**DOCUMENT SEGMENT**:
Yes, It’s OK to Not Be OK. But It’s Not OK to Not Be OK and Do Nothing About It.

(photo by Logan Fisher on Unsplash)

NAOMI OSAKA, MEGHAN Markle, Prince Harry, Meryl Streep and, most recently, Simone Biles, to list a few, have all come publicly out about their battles with depression. Just this week a friend told me about losing two friends to suicide from depression.


Depression is not unique to anyone and holds no prejudice to race, socio-economic or demographic group, or caste. The American Psychiatric Association says that one out of 10 people suffer from depression. I'm surprised it's that low, with the many levels of depression that get recorded. Depression ranges in seriousness from mild, temporary episodes of sadness to severe, persistent depression and the most severe being clinical depression.

**EXTRACTED ENTRIES**:
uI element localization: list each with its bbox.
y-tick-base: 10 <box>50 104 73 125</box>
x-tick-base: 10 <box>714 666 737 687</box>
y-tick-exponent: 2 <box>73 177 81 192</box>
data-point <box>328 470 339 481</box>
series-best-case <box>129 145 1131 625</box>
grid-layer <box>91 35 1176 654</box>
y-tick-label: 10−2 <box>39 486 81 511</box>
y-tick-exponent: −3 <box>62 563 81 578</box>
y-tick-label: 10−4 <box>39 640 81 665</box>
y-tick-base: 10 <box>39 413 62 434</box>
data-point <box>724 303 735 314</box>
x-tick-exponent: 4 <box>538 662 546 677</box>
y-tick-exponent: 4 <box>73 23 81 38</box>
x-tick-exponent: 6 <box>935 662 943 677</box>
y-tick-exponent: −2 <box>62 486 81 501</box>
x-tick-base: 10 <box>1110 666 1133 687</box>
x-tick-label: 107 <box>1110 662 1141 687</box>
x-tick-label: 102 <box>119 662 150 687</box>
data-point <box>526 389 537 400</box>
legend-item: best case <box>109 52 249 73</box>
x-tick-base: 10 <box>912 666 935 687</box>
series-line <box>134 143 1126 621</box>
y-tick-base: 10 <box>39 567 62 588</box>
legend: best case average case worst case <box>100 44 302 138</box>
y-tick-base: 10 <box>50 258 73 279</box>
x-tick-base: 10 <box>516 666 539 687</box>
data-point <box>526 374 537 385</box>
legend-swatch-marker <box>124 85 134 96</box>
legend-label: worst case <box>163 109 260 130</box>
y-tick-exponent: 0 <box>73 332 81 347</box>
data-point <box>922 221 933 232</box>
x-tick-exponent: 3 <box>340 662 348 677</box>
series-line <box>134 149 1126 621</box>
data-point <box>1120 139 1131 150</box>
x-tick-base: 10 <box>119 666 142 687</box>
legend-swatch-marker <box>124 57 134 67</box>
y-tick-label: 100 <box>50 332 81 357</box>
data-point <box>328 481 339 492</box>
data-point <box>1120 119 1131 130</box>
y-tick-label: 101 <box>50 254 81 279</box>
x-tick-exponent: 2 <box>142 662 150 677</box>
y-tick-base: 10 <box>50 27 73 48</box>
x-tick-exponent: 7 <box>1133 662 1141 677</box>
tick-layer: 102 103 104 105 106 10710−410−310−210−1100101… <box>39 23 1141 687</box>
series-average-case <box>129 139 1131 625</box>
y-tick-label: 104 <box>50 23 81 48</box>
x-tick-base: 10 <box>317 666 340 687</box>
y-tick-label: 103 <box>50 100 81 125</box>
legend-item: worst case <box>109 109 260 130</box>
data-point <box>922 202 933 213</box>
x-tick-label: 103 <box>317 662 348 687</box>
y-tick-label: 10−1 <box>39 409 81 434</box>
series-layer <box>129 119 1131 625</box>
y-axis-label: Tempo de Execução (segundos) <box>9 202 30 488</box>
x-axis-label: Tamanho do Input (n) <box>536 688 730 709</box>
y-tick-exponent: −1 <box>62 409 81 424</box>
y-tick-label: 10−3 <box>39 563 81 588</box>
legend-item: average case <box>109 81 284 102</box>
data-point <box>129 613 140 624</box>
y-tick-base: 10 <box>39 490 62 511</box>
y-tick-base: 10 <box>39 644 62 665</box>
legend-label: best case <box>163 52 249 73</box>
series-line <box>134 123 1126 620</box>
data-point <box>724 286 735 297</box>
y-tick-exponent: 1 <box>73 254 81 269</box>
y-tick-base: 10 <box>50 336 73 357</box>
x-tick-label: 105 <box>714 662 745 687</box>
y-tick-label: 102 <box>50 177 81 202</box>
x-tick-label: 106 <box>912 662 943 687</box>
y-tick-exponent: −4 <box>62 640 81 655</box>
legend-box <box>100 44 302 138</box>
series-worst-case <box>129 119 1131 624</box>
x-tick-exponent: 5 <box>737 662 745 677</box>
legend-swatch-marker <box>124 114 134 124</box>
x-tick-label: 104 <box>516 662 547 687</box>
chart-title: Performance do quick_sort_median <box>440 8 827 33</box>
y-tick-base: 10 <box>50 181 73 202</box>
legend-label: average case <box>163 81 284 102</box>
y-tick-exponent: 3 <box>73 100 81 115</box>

**TASK GOAL**: Can you continue the piece on depression, picking up right after its last sentence about clinical depression?

**OUTPUT OF THE TASK**:
I would imagine that everyone has had an episode of sadness from a loss of a loved one, a pet, a job, a relationship — which could cause a gain or loss of weight, or cause someone to medicate more with booze or drugs, which causes one to stay in bed feeling sorry for oneself, which causes more depression and sadness. It's like a whirlpool of sludge pulling you further down and down. It is plausible to think that a small triggering event could escalate into a deeper form of depression depending on how it is received.

In 1993 the company I worked for at the time got sold, and the new company only retained two out of 47 employees, and I wasn't one of the lucky ones. I had moved from a very high-profile position with a company in New York City to San Francisco for a new experience, and three years later I'm out of work. I experienced depression. I didn't know it, but I was depressed, and it took four weeks for me to figure it out because all I could do was complain and drink.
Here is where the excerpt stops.